Start of INFORMATION GIVEN

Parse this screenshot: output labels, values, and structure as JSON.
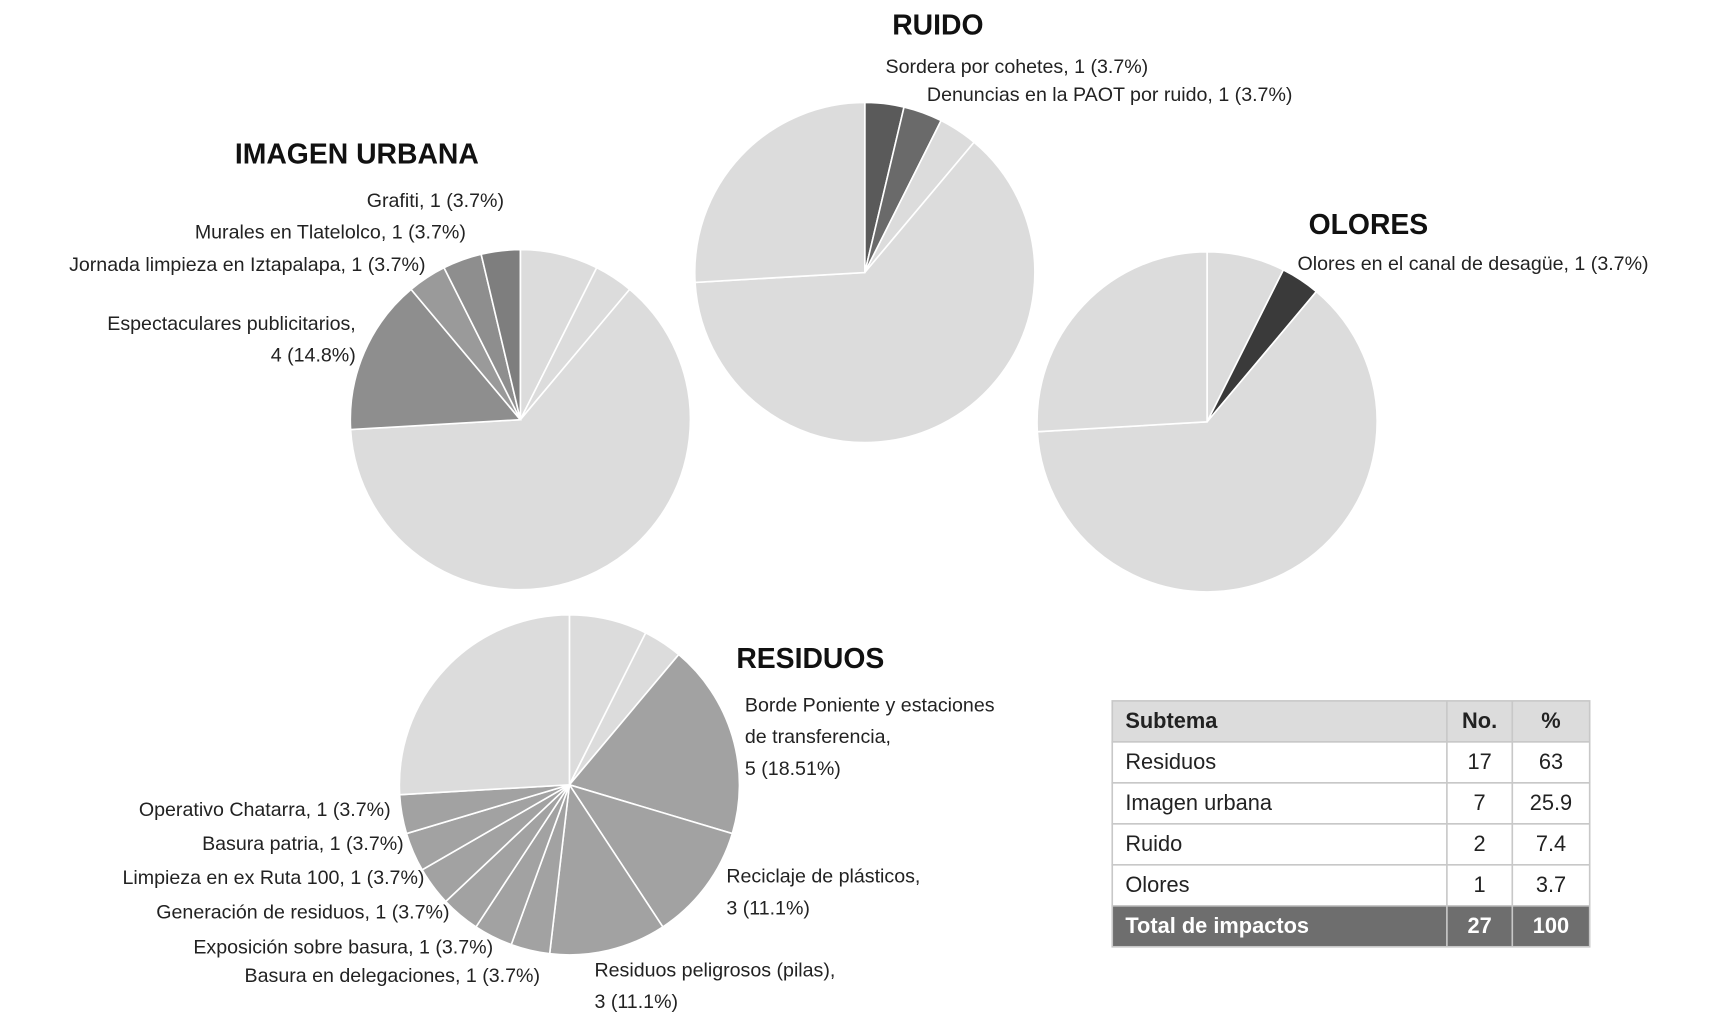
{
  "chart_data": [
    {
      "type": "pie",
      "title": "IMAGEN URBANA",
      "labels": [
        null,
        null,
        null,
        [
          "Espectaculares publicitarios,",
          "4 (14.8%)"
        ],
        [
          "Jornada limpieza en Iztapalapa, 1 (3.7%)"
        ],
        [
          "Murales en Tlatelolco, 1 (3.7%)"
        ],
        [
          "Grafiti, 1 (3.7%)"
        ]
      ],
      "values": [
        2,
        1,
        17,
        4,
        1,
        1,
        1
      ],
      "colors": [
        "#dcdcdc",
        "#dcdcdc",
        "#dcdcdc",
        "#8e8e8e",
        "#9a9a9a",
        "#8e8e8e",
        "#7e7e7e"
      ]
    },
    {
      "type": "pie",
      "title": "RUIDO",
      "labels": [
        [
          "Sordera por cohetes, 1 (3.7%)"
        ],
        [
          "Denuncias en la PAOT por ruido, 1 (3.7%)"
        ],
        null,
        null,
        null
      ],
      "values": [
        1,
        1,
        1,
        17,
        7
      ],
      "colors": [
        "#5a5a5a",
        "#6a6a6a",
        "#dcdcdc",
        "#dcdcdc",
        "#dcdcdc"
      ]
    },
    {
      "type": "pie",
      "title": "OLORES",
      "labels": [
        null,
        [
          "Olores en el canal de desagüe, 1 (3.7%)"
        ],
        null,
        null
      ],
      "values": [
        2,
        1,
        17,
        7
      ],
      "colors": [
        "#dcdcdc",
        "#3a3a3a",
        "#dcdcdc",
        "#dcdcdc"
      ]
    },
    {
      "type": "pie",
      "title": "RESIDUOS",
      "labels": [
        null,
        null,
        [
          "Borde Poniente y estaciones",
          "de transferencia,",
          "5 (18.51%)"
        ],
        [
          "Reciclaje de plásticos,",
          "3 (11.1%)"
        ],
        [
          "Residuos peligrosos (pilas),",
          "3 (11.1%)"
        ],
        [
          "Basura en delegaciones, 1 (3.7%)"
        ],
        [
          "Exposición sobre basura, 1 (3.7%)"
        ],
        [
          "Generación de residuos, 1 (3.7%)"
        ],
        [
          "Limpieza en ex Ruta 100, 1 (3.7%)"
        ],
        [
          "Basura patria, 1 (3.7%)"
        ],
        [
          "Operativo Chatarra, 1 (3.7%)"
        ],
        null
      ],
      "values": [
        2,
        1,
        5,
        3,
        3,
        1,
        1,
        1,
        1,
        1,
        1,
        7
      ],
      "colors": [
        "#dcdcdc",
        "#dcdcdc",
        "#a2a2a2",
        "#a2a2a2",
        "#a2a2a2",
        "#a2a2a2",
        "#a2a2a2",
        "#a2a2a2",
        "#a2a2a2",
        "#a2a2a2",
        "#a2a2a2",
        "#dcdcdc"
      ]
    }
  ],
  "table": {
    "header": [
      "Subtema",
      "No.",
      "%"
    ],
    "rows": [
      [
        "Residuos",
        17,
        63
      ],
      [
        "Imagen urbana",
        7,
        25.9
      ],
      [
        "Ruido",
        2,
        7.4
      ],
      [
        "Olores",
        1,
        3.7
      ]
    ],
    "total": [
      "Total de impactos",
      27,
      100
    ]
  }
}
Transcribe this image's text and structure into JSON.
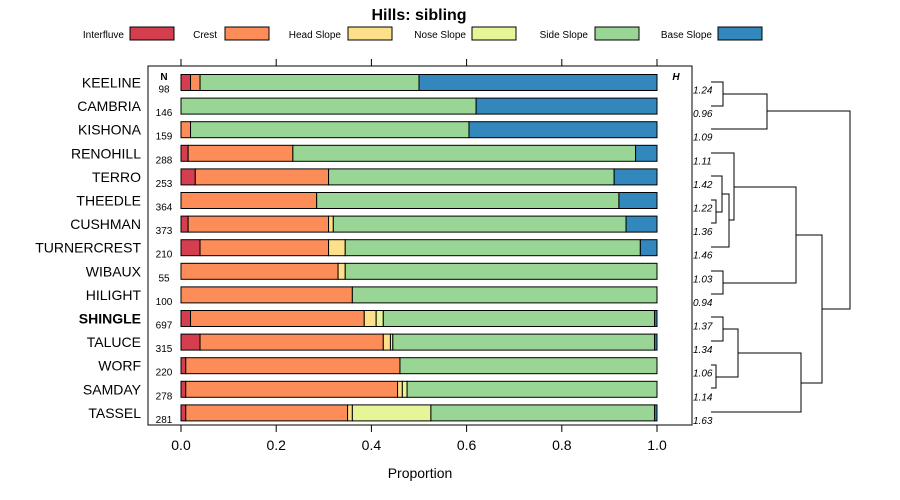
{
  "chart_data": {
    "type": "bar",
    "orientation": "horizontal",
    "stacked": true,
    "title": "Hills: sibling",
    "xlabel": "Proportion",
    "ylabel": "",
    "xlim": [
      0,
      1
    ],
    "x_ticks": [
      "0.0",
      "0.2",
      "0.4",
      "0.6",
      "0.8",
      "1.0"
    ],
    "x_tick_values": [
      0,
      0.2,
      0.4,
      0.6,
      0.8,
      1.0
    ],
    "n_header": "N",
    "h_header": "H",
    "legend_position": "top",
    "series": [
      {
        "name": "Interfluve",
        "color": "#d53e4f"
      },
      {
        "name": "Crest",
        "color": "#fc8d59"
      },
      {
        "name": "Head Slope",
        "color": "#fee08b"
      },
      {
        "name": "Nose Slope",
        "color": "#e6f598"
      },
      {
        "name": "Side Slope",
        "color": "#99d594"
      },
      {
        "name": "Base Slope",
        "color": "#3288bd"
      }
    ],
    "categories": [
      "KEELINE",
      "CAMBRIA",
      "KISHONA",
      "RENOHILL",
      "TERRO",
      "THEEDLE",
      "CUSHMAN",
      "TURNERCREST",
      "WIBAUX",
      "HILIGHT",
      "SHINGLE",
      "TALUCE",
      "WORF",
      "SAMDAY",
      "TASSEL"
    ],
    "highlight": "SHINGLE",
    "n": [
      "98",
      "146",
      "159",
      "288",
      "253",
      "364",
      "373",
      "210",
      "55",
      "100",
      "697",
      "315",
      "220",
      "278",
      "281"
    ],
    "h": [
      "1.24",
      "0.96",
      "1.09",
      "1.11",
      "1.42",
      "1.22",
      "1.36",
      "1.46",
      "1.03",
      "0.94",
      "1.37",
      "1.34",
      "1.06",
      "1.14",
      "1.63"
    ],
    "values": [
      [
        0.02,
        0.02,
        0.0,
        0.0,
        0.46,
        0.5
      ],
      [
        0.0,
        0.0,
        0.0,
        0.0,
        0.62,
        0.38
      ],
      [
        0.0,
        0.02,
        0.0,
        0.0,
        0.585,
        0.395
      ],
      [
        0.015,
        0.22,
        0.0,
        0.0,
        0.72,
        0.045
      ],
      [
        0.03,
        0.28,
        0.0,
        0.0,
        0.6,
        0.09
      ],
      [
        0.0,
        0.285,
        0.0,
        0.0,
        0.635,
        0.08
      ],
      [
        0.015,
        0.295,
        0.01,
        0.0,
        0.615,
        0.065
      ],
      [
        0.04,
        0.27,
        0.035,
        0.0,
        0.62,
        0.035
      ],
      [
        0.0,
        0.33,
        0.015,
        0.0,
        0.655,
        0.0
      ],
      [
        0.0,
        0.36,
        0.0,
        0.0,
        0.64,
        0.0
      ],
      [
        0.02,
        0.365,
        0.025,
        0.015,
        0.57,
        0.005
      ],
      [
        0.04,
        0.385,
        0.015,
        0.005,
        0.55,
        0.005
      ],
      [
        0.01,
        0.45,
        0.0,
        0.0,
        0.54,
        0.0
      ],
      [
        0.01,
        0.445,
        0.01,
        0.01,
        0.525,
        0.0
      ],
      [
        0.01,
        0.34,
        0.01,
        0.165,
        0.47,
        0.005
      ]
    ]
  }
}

End of INFORMATION GIVEN

- [GOAL OF THE EXERCISE]: Gather each line in these records that contains the string "title".

- [ANSWER TO THE PROBLEM]:
      "title": "IMAGEN URBANA",
      "title": "RUIDO",
      "title": "OLORES",
      "title": "RESIDUOS",
    "title": "Hills: sibling",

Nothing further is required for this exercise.